## Data extract
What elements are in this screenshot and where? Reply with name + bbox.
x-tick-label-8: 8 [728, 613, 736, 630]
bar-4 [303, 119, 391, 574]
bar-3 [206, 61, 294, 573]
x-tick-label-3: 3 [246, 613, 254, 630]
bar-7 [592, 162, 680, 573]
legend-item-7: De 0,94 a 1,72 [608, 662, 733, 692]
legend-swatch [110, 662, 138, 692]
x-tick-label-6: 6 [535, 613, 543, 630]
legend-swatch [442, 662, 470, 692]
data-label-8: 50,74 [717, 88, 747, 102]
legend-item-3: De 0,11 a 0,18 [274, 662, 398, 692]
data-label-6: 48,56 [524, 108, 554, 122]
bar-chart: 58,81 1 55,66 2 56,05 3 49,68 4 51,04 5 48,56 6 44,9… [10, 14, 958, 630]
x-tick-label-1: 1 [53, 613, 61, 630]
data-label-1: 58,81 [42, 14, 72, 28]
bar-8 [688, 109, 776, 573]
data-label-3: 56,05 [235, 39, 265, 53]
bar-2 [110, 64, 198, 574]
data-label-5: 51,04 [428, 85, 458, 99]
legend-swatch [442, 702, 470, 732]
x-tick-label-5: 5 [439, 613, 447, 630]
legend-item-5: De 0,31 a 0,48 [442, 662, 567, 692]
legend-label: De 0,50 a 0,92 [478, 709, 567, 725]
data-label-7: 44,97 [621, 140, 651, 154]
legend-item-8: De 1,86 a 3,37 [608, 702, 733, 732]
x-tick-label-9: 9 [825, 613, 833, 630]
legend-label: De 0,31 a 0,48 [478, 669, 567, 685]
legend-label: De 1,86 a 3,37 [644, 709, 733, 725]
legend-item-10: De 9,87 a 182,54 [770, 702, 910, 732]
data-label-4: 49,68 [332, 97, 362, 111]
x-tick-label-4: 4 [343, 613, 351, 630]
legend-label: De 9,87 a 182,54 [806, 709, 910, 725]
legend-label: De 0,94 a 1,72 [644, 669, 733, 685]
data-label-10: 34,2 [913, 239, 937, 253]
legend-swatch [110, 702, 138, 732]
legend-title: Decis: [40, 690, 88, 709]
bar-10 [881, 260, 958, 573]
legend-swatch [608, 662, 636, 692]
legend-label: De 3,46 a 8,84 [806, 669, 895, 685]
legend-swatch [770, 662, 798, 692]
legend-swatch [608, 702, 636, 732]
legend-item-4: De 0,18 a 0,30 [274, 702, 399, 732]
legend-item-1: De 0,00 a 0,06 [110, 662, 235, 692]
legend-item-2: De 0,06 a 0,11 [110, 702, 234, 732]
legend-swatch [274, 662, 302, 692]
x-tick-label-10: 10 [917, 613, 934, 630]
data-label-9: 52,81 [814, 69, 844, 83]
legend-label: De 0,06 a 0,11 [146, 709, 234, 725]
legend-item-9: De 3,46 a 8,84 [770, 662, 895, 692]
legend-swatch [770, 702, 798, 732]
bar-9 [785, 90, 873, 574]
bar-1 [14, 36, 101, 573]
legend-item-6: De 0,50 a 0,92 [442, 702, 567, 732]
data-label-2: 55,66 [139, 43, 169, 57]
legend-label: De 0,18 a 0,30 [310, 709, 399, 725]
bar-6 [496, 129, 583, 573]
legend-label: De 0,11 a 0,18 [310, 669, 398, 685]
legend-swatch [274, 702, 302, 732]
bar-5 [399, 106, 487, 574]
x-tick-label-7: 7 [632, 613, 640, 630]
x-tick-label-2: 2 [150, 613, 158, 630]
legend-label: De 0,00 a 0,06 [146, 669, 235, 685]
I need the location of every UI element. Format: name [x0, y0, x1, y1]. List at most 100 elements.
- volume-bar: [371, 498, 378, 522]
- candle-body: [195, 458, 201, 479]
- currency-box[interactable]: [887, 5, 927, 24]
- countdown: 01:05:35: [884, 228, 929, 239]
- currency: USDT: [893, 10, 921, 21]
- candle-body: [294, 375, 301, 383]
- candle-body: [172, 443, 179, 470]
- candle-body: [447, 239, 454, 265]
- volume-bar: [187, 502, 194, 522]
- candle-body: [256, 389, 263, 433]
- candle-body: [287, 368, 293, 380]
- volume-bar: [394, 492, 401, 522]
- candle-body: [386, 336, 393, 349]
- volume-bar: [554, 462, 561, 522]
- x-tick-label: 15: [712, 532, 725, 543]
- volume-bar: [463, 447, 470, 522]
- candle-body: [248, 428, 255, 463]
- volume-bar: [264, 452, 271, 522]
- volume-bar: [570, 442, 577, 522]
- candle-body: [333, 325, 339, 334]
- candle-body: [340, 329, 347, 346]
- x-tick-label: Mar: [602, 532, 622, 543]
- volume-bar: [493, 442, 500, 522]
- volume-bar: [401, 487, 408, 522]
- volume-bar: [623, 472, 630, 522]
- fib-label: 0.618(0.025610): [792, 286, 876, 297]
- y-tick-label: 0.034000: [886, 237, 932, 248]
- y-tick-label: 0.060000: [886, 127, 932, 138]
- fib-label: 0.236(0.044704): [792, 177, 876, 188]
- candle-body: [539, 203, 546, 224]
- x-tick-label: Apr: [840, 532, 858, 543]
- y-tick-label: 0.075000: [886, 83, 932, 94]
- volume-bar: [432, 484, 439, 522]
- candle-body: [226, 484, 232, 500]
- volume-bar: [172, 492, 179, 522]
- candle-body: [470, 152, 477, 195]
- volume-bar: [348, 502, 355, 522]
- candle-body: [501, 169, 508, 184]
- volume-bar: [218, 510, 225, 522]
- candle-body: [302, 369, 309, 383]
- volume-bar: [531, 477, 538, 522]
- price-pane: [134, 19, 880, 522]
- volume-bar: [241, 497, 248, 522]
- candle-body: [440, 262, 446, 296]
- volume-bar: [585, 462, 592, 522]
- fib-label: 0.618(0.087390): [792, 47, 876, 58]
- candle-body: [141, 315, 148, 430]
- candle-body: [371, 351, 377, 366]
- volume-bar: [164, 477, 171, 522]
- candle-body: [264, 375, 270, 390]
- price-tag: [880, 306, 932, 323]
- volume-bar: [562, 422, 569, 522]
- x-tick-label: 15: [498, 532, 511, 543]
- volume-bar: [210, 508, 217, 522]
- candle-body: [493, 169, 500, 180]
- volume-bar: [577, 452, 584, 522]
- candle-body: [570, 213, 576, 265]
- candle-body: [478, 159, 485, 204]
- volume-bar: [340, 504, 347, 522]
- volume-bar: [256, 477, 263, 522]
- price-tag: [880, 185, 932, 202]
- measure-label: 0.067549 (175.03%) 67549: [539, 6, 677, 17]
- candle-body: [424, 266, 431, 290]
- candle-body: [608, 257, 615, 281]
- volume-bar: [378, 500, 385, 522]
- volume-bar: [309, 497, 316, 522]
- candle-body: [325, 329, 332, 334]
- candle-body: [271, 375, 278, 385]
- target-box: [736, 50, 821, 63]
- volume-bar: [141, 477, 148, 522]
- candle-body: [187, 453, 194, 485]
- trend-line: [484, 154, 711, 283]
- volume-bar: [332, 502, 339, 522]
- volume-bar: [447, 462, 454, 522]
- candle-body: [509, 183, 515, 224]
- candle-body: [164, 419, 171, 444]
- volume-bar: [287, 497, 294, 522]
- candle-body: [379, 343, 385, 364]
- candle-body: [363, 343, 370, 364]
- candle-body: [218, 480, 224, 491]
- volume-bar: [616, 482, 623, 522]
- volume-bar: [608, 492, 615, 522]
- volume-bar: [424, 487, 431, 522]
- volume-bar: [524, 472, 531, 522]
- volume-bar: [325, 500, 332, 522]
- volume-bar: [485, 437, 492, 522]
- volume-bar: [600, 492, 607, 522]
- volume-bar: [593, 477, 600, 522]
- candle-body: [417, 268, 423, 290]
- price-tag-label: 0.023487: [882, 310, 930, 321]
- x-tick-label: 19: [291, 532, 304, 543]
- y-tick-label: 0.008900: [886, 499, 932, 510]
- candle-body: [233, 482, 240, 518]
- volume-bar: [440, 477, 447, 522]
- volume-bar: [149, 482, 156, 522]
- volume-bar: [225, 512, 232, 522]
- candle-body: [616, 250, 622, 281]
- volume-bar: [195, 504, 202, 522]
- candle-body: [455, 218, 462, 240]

## What is being asked
Rename "x-tick-label" to "x-axis-label" in the lines running from the start of the material through the line holding "legend-swatch [110, 662, 138, 692]", inclusive. Give those lines again with nothing else changed.

## Reply to the exercise
What elements are in this screenshot and where? Reply with name + bbox.
x-axis-label-8: 8 [728, 613, 736, 630]
bar-4 [303, 119, 391, 574]
bar-3 [206, 61, 294, 573]
x-axis-label-3: 3 [246, 613, 254, 630]
bar-7 [592, 162, 680, 573]
legend-item-7: De 0,94 a 1,72 [608, 662, 733, 692]
legend-swatch [110, 662, 138, 692]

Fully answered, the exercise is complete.